▶ Given information:
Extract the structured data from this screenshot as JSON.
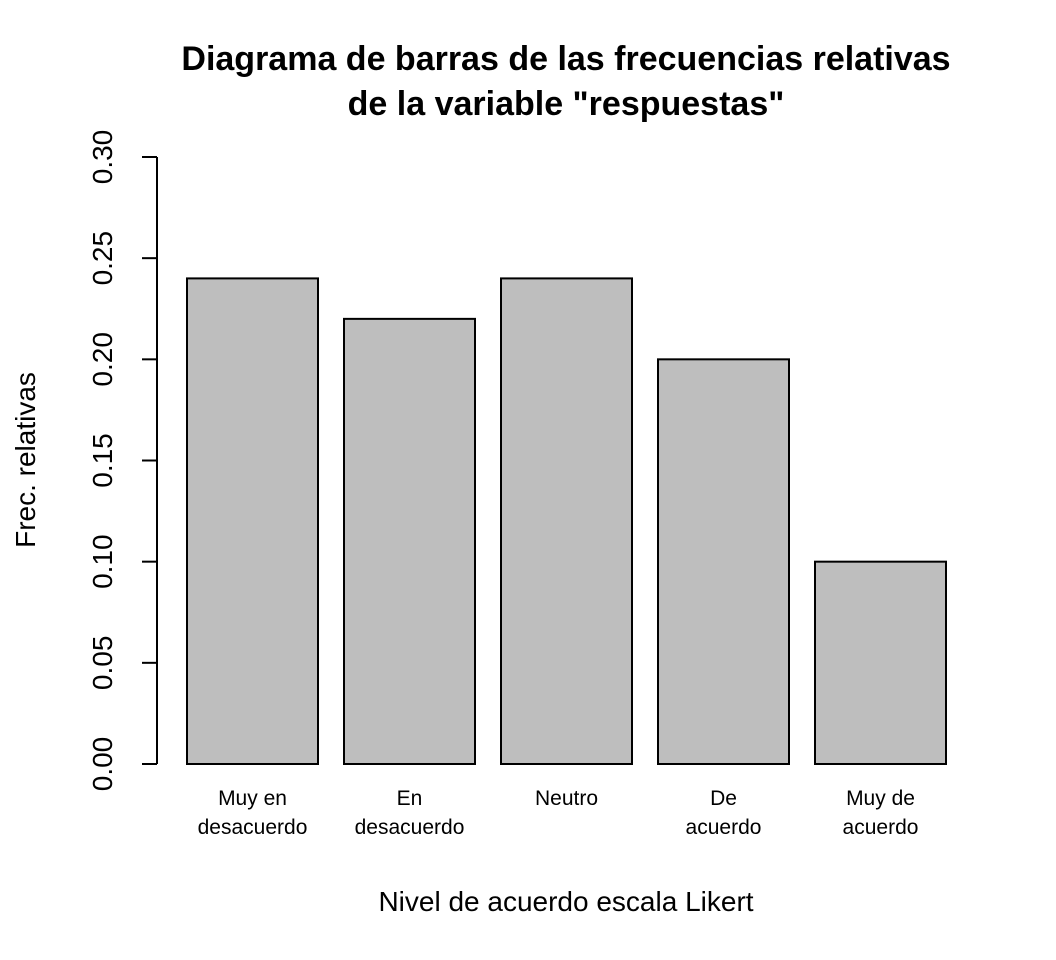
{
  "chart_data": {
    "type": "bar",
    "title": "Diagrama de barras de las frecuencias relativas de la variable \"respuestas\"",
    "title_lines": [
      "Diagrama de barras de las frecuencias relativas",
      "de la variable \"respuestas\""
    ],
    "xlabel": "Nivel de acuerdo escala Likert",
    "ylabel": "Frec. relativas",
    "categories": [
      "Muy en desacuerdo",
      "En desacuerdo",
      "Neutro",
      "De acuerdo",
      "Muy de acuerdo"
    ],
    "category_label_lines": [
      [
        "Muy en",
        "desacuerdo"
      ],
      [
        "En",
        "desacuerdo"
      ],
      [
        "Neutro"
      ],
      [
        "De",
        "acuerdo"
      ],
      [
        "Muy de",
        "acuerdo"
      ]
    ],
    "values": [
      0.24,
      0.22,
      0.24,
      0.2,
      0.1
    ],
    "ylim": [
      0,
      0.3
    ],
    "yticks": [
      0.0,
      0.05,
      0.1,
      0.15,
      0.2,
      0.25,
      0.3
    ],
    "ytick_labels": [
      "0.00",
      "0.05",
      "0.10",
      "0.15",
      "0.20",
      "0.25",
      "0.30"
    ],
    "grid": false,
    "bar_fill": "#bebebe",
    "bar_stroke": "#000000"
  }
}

---

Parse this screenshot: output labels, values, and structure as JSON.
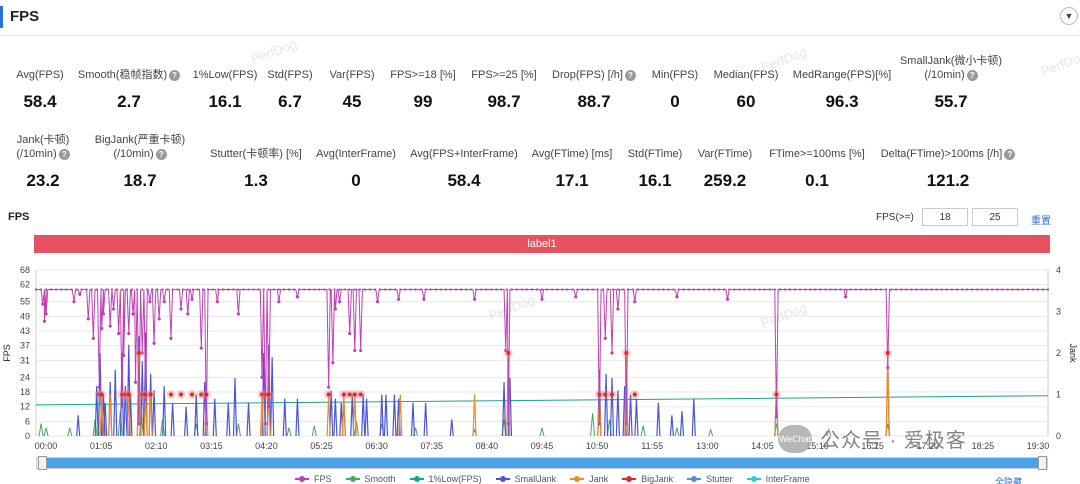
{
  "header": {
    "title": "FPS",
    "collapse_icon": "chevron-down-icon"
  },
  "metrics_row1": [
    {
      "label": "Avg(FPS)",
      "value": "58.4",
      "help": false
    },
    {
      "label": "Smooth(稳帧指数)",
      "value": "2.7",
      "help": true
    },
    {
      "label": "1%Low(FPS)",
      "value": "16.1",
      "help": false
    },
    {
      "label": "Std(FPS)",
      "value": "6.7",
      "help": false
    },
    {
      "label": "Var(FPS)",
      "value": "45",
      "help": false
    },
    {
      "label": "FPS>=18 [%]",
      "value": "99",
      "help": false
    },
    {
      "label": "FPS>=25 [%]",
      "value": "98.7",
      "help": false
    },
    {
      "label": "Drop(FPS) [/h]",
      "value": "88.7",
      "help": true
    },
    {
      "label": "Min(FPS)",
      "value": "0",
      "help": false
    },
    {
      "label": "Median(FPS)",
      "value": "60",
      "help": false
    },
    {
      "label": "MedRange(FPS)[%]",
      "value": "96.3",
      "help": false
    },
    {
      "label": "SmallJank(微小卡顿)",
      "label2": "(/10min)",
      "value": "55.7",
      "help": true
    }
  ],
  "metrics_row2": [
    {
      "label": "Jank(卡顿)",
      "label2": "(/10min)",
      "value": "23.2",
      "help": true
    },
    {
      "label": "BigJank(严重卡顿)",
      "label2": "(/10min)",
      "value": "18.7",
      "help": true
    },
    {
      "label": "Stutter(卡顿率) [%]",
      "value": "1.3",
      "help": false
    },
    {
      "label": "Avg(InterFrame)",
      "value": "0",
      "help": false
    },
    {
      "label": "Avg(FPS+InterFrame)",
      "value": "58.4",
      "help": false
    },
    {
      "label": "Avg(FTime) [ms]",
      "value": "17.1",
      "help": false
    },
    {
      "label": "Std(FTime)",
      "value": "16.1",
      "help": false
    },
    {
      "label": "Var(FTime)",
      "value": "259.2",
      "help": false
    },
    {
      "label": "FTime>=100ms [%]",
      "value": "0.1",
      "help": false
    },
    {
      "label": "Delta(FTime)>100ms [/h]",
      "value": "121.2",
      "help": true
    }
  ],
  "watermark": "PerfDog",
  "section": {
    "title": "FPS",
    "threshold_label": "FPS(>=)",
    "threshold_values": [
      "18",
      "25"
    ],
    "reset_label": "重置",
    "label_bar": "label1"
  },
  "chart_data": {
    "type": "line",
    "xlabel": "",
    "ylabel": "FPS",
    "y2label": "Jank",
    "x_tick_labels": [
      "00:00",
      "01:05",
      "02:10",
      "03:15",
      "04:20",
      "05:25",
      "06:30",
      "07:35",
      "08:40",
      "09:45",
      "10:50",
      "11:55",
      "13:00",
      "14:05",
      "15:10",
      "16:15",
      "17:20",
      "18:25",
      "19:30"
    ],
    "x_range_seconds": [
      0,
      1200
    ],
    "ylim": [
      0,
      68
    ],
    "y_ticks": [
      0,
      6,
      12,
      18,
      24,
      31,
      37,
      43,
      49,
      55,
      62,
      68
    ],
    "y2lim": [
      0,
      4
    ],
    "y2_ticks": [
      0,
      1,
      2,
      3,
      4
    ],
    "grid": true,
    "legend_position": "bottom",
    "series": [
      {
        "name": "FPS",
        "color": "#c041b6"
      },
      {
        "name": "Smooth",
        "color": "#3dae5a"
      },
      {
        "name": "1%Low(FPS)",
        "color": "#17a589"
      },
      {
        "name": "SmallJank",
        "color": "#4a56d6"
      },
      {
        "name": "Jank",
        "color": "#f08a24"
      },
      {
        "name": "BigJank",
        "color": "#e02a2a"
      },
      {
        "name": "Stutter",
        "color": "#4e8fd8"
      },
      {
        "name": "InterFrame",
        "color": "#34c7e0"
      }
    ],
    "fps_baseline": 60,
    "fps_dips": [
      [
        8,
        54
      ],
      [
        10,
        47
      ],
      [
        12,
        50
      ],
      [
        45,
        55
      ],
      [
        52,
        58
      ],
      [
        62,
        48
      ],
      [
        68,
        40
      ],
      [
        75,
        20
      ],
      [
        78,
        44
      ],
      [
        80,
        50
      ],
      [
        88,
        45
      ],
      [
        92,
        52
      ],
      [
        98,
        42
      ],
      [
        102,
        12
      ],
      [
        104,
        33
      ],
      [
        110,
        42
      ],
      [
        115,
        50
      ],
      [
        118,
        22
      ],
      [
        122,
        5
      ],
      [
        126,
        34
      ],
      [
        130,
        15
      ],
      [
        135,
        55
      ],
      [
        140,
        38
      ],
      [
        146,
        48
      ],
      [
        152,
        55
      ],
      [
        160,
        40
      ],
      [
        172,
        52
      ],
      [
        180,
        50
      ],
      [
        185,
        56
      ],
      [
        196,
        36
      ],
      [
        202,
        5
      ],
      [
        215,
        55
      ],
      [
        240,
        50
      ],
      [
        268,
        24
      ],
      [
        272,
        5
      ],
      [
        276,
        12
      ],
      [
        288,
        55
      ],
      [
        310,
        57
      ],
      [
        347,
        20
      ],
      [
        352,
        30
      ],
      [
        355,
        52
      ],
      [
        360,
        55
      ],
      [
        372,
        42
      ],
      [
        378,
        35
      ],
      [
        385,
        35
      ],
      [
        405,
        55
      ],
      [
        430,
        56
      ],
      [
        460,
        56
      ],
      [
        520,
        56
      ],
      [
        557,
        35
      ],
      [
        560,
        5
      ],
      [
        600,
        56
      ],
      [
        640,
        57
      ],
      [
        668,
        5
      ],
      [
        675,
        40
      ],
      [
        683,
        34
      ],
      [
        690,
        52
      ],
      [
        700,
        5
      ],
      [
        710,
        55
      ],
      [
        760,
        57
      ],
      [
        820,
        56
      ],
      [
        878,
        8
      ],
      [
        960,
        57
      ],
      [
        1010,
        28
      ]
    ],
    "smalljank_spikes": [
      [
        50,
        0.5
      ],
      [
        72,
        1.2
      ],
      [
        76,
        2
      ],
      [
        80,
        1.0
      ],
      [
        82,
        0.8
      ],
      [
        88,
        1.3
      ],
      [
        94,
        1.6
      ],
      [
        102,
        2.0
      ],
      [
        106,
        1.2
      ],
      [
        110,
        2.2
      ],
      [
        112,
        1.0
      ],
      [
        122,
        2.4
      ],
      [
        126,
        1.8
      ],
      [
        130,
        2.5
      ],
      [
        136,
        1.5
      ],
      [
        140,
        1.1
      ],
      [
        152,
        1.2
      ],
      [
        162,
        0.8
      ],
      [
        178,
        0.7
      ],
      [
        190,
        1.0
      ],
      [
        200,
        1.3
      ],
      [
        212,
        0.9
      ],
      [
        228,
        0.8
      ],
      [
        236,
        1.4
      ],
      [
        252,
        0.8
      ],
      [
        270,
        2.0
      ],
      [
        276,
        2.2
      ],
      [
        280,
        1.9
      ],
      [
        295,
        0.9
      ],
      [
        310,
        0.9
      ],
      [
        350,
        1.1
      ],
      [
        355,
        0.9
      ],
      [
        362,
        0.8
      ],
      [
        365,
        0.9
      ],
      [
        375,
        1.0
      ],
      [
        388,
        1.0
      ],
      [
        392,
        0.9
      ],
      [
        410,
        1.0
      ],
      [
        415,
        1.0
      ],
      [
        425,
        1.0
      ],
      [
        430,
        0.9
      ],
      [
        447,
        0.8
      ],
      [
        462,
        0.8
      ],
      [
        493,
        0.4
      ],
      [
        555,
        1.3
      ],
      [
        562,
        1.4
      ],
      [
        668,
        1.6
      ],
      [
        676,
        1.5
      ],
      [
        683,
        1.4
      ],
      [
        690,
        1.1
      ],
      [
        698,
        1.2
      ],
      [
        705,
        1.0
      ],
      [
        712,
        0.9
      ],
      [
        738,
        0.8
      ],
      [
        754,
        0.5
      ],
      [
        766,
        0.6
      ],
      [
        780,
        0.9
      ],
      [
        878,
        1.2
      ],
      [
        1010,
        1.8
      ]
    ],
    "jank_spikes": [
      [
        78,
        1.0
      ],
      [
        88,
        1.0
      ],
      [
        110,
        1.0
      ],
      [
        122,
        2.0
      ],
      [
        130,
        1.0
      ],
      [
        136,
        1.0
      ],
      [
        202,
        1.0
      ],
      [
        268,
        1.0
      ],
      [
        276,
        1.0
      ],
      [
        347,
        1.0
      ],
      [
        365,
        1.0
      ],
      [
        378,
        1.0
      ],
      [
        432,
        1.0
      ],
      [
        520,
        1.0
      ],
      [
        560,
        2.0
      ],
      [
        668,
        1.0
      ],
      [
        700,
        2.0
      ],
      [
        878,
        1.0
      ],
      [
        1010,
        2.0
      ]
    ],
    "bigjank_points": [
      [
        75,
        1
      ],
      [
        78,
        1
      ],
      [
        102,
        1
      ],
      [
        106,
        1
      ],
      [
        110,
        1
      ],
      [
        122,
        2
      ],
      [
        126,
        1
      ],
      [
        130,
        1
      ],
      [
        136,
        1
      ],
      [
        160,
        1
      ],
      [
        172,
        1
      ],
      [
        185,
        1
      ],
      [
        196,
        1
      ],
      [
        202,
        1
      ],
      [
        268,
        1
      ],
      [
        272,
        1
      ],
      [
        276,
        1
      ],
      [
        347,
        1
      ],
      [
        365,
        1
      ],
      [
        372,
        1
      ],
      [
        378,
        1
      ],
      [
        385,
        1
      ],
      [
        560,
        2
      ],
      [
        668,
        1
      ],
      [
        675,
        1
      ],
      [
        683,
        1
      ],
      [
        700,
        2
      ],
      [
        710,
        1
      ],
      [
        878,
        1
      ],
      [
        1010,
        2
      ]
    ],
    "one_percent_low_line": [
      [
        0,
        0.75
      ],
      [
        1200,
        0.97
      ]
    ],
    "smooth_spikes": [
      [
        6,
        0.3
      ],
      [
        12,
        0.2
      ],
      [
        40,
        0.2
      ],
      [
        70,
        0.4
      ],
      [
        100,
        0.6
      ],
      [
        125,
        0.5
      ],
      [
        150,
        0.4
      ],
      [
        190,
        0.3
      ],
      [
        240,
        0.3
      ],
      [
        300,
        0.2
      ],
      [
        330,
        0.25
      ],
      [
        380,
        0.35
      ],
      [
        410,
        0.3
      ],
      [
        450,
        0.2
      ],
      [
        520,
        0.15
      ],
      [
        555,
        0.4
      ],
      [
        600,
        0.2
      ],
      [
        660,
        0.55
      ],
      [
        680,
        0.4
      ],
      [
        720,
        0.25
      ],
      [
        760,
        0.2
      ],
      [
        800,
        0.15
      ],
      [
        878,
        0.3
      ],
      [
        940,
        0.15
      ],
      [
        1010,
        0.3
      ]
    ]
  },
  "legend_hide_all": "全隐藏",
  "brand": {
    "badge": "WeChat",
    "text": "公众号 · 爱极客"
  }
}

▶ Direction:
In the records above, find each line holding "JSON" and copy it.

▶ Solution to the problem:
Extract the structured data from this screenshot as JSON.
Parse this screenshot: output labels, values, and structure as JSON.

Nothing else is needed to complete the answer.